INPUT ROWS:
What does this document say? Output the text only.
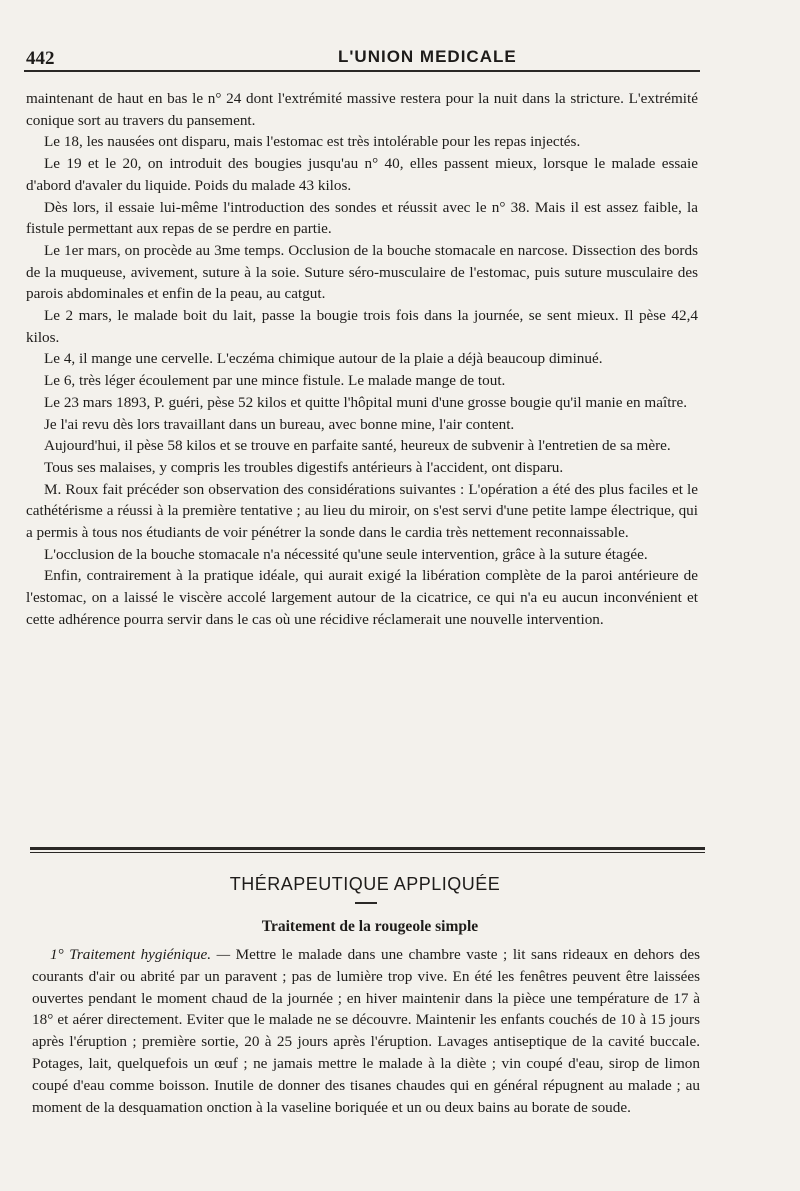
442	L'UNION MEDICALE

maintenant de haut en bas le n° 24 dont l'extrémité massive restera pour la nuit dans la stricture. L'extrémité conique sort au travers du pansement.

Le 18, les nausées ont disparu, mais l'estomac est très intolérable pour les repas injectés.

Le 19 et le 20, on introduit des bougies jusqu'au n° 40, elles passent mieux, lorsque le malade essaie d'abord d'avaler du liquide. Poids du malade 43 kilos.

Dès lors, il essaie lui-même l'introduction des sondes et réussit avec le n° 38. Mais il est assez faible, la fistule permettant aux repas de se perdre en partie.

Le 1er mars, on procède au 3me temps. Occlusion de la bouche stomacale en narcose. Dissection des bords de la muqueuse, avivement, suture à la soie. Suture séro-musculaire de l'estomac, puis suture musculaire des parois abdominales et enfin de la peau, au catgut.

Le 2 mars, le malade boit du lait, passe la bougie trois fois dans la journée, se sent mieux. Il pèse 42,4 kilos.

Le 4, il mange une cervelle. L'eczéma chimique autour de la plaie a déjà beaucoup diminué.

Le 6, très léger écoulement par une mince fistule. Le malade mange de tout.

Le 23 mars 1893, P. guéri, pèse 52 kilos et quitte l'hôpital muni d'une grosse bougie qu'il manie en maître.

Je l'ai revu dès lors travaillant dans un bureau, avec bonne mine, l'air content.

Aujourd'hui, il pèse 58 kilos et se trouve en parfaite santé, heureux de subvenir à l'entretien de sa mère.

Tous ses malaises, y compris les troubles digestifs antérieurs à l'accident, ont disparu.

M. Roux fait précéder son observation des considérations suivantes : L'opération a été des plus faciles et le cathétérisme a réussi à la première tentative ; au lieu du miroir, on s'est servi d'une petite lampe électrique, qui a permis à tous nos étudiants de voir pénétrer la sonde dans le cardia très nettement reconnaissable.

L'occlusion de la bouche stomacale n'a nécessité qu'une seule intervention, grâce à la suture étagée.

Enfin, contrairement à la pratique idéale, qui aurait exigé la libération complète de la paroi antérieure de l'estomac, on a laissé le viscère accolé largement autour de la cicatrice, ce qui n'a eu aucun inconvénient et cette adhérence pourra servir dans le cas où une récidive réclamerait une nouvelle intervention.

THÉRAPEUTIQUE APPLIQUÉE
Traitement de la rougeole simple

1° Traitement hygiénique. — Mettre le malade dans une chambre vaste ; lit sans rideaux en dehors des courants d'air ou abrité par un paravent ; pas de lumière trop vive. En été les fenêtres peuvent être laissées ouvertes pendant le moment chaud de la journée ; en hiver maintenir dans la pièce une température de 17 à 18° et aérer directement. Eviter que le malade ne se découvre. Maintenir les enfants couchés de 10 à 15 jours après l'éruption ; première sortie, 20 à 25 jours après l'éruption. Lavages antiseptique de la cavité buccale. Potages, lait, quelquefois un œuf ; ne jamais mettre le malade à la diète ; vin coupé d'eau, sirop de limon coupé d'eau comme boisson. Inutile de donner des tisanes chaudes qui en général répugnent au malade ; au moment de la desquamation onction à la vaseline boriquée et un ou deux bains au borate de soude.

WRITTEN REQUEST: Search the records for the word "repas", then list every line that has it.

FULL OUTPUT:
Le 18, les nausées ont disparu, mais l'estomac est très intolérable pour les repas injectés.
Dès lors, il essaie lui-même l'introduction des sondes et réussit avec le n° 38. Mais il est assez faible, la fistule permettant aux repas de se perdre en partie.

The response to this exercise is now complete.